• _Passage given_:
__________

I return to Cyril Connolly’s The Unquiet Grave as I do to my favorite drink: I know what to expect, and I have probably had one too many encounters with it, but I always come away pleased, refreshed, consoled–and maybe even inspired. Connolly was, at the time this work was written, approaching the age I am now approaching. He was struggling with the disappointment of not having produced that which he suspected he was capable of producing, a feeling that I, too, have come to know all too well. He was also coping with a recent divorce. Because of this, I gave a copy to someone whose wife had left him and their two little girls. He found great comfort in this work. In fact, he said that it was one of two books that he carried with him while roaming Scotland.

What I reread today–Connolly writes:

I am now forced to admit that anxiety is my true condition, occasionally intruded on by work, pleasure, melancholy or despair. 

How apt this is. Perhaps this describes any modern person; I know that this describes me. I am a pacer. I pace when I teach. I pace when I think. I fidget when I try to explain things. Both my parents are nervous people, so, naturally, I blame them. Many of the animals that they have taken in have, quite humorously, assumed their nervous personalities, much in the way that spouses begin to resemble each other.

Ever since I was a child, I have played this destructive game: I will replay an event or day ad infinitum, morbidly adding an element of chaos or destruction to each replay. I have never, as far as I can remember, been able to take anything for what it is and accept it. Everything is tinged with doom.

For Connolly, his primary source of anxiety was not producing anything of lasting value. He comments, “As we grow older, in fact, we discover that the lives of most human beings are worthless except in so far as they contribute to the enrichment and emancipation of the spirit.” For him, this meant producing a masterpiece, for “the true function of the writer is to produce a masterpiece and that no other task is of any consequence.”

__________

• _Supplied records_:
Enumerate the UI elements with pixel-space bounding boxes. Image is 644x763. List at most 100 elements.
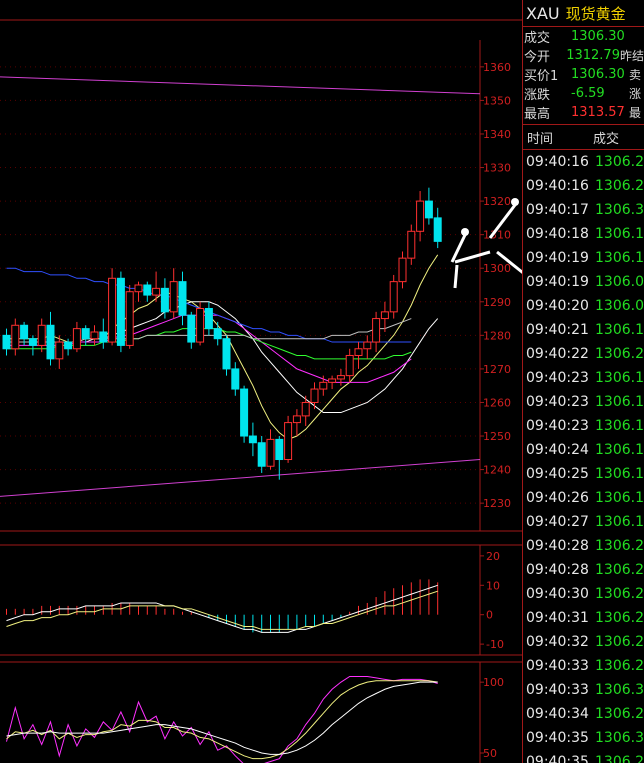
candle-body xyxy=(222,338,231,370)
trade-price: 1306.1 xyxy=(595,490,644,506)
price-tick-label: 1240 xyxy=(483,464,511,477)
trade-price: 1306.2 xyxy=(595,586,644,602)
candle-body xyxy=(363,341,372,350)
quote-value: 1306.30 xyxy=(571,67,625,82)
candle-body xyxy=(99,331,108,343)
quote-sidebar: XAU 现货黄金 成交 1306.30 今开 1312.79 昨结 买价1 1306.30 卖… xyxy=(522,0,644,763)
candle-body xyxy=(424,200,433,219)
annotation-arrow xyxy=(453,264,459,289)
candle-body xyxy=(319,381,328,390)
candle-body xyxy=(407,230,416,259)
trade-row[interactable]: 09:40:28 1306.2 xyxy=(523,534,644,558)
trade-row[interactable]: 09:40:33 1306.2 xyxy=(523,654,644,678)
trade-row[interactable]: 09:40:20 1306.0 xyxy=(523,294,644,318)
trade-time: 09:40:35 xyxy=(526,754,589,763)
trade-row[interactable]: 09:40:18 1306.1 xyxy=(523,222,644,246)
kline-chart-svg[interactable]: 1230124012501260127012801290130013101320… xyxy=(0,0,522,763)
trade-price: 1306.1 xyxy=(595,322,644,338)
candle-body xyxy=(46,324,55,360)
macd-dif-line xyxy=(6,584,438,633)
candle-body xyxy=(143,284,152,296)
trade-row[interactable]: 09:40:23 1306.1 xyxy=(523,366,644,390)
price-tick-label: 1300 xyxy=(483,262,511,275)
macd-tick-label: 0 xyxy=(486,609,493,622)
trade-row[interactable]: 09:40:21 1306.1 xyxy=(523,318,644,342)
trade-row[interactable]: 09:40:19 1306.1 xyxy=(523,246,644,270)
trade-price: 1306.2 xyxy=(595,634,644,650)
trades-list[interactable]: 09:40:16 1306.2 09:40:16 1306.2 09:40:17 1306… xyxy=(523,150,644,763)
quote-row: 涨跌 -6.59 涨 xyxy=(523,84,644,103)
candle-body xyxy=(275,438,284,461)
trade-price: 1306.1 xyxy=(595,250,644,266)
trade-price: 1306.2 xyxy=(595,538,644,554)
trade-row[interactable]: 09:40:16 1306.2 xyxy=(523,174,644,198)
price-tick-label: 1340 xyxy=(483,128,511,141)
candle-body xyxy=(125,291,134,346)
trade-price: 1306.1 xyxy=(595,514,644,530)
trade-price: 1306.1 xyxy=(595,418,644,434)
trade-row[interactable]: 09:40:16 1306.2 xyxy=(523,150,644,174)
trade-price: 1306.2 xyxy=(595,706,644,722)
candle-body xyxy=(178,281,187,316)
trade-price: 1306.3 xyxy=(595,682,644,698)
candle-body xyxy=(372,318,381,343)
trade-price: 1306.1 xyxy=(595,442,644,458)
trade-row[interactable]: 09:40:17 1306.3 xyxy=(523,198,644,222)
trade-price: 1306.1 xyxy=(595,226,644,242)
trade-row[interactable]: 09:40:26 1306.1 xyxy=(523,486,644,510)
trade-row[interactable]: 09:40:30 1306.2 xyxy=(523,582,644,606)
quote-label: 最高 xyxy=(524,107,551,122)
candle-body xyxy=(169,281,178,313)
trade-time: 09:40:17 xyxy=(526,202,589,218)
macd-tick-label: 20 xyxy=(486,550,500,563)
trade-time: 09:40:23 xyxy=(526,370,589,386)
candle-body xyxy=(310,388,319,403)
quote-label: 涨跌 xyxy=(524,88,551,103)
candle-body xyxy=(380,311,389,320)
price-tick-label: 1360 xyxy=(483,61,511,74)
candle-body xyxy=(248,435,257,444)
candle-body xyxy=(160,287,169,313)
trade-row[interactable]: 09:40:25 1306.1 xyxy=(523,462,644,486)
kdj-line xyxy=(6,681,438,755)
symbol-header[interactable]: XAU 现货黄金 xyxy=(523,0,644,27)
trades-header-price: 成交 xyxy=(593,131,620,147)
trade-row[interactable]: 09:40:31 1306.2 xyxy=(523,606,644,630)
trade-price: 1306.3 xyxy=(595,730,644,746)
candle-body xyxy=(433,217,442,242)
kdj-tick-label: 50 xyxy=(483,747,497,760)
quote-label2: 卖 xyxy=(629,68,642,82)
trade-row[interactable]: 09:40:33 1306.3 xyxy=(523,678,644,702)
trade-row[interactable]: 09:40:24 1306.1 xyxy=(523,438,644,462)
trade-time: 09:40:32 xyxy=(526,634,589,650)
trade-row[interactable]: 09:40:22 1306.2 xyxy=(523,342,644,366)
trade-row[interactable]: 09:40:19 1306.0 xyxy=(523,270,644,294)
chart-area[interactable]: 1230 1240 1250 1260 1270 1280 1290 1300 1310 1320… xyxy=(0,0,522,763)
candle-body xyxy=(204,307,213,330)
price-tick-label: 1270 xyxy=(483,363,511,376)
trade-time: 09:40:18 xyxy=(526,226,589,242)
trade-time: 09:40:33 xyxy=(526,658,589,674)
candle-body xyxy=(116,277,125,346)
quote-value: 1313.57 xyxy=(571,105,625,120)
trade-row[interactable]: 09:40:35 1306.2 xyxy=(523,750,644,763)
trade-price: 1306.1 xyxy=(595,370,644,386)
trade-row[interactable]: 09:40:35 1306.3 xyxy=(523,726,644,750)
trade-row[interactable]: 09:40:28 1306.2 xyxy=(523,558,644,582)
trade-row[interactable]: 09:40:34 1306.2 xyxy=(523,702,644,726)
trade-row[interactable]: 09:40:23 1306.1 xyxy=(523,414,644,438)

__________

• _Jobs_:
1. Shorten the paragraph starting "I return to Cyril Connolly's The Unquiet Grave" from the essay on The Unquiet Grave into a bulleted list that keeps its main facts.
2. Pick up the essay on The Unquiet Grave after its final sentence and write a few more paragraphs in the same reflective first-person voice.

• _Answers for the exercise_:
1.
- I keep rereading Cyril Connolly's The Unquiet Grave, like a favorite drink. I know what to expect, but it always leaves me pleased, refreshed, consoled and sometimes inspired.
- When Connolly wrote it, he was nearing the age I am nearing now.
- He was struggling with not having produced what he suspected he could, a disappointment I know well.
- He was also coping with a recent divorce.
- For that reason, I gave a copy to someone whose wife had left him and their two little girls.
- He found great comfort in it and said it was one of two books he carried while roaming Scotland.

2.
I fear that cowardice and laziness will keep me from writing what I know that I can write were I only to focus and to commit. The hope of producing something of value is one of the most driving forces in my life, as I do not believe I have much else to contribute to the “enrichment of the spirit” apart from my writing.

I am a persistent, stubborn fatalist. I do not expect things to work out for me in any area of life, yet I stupidly–perhaps–trudge forward. I doubt my abilities as a teacher. I know that I can be a fickle and selfish friend. I am a moody and only reluctantly faithful son. I can be petty, cruel, and vicious. What can I even say about my romantic failures? Much, but I will maintain a prudential silence in that regard. Above all, as we have gathered from Boethius, the rota fortunae cannot be predicted to spin any one way with any consistency.  Perhaps the only consistency is that we will be consistently disappointed, especially when our individual vices have yet to be rooted.

I feel that I am authentic only when I write in that I am fulfilling what I was meant to do. All other times, I may as well be working that summer job to tide me over until the fall. How much of life is, for what it is worth, a summer job?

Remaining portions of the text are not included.